Some records
____

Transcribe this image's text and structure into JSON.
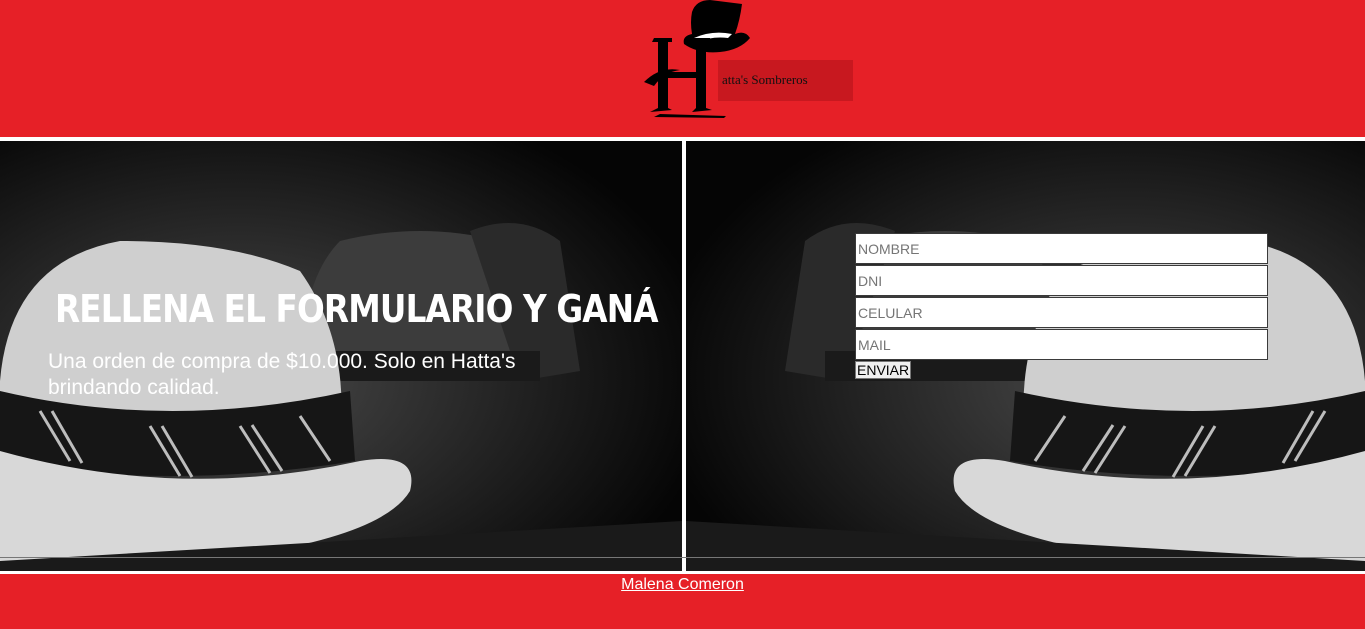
{
  "header": {
    "logo_letter": "H",
    "logo_text": "atta's Sombreros",
    "colors": {
      "brand_red": "#e62027",
      "tag_red": "#c8181f"
    }
  },
  "hero": {
    "headline": "RELLENA EL FORMULARIO Y GANÁ",
    "subtext": "Una orden de compra de $10.000. Solo en Hatta's brindando calidad."
  },
  "form": {
    "nombre_placeholder": "NOMBRE",
    "dni_placeholder": "DNI",
    "celular_placeholder": "CELULAR",
    "mail_placeholder": "MAIL",
    "submit_label": "ENVIAR"
  },
  "footer": {
    "author_link": "Malena Comeron"
  }
}
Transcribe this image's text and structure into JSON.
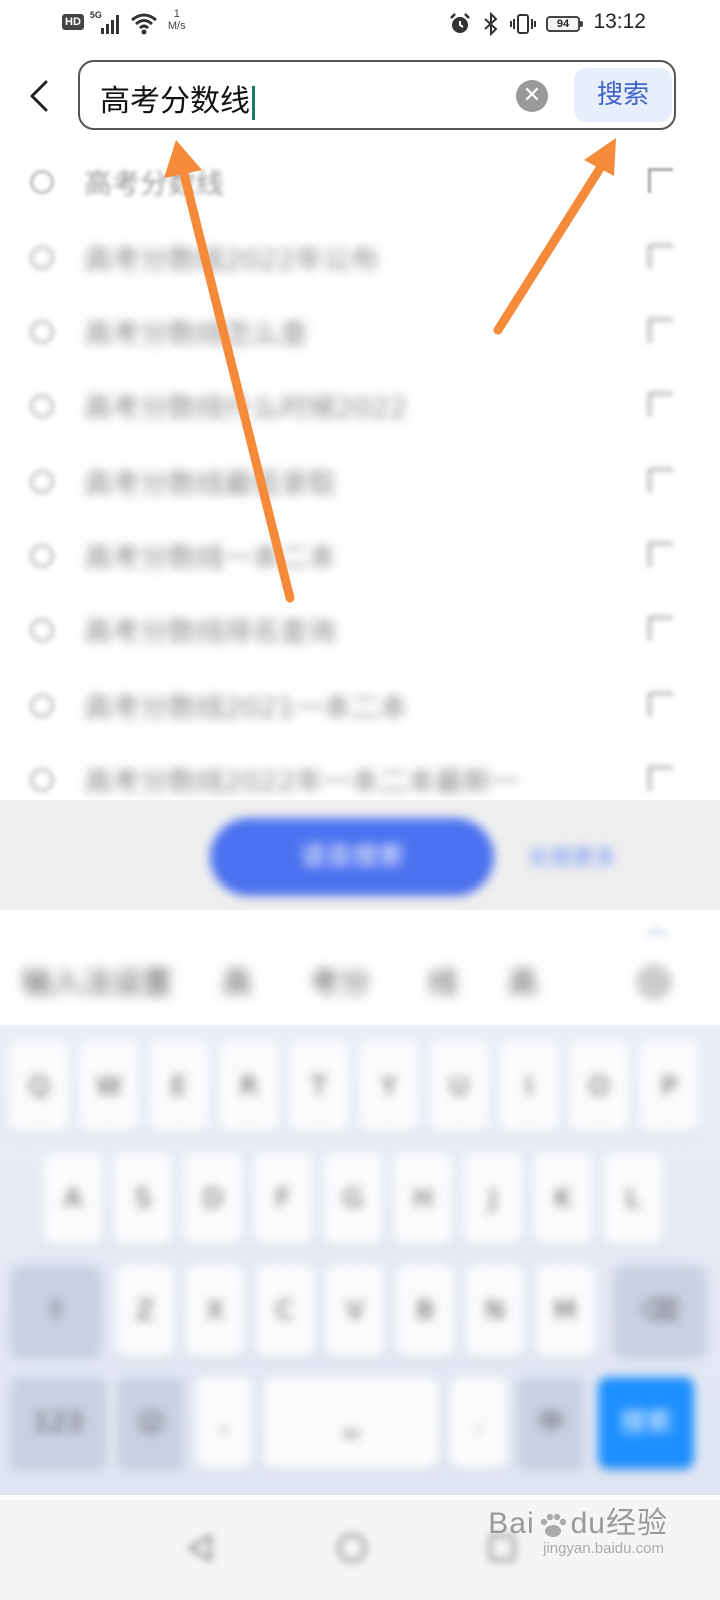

____

What the task asks – Repeat each entry exactly as given; no pictures belong in the copy.

Task solution –
Transcribe this image's text and structure into JSON.
{
  "header": {
    "logo_letter": "H",
    "logo_text": "atta's Sombreros",
    "colors": {
      "brand_red": "#e62027",
      "tag_red": "#c8181f"
    }
  },
  "hero": {
    "headline": "RELLENA EL FORMULARIO Y GANÁ",
    "subtext": "Una orden de compra de $10.000. Solo en Hatta's brindando calidad."
  },
  "form": {
    "nombre_placeholder": "NOMBRE",
    "dni_placeholder": "DNI",
    "celular_placeholder": "CELULAR",
    "mail_placeholder": "MAIL",
    "submit_label": "ENVIAR"
  },
  "footer": {
    "author_link": "Malena Comeron"
  }
}
Transcribe this image's text and structure into JSON.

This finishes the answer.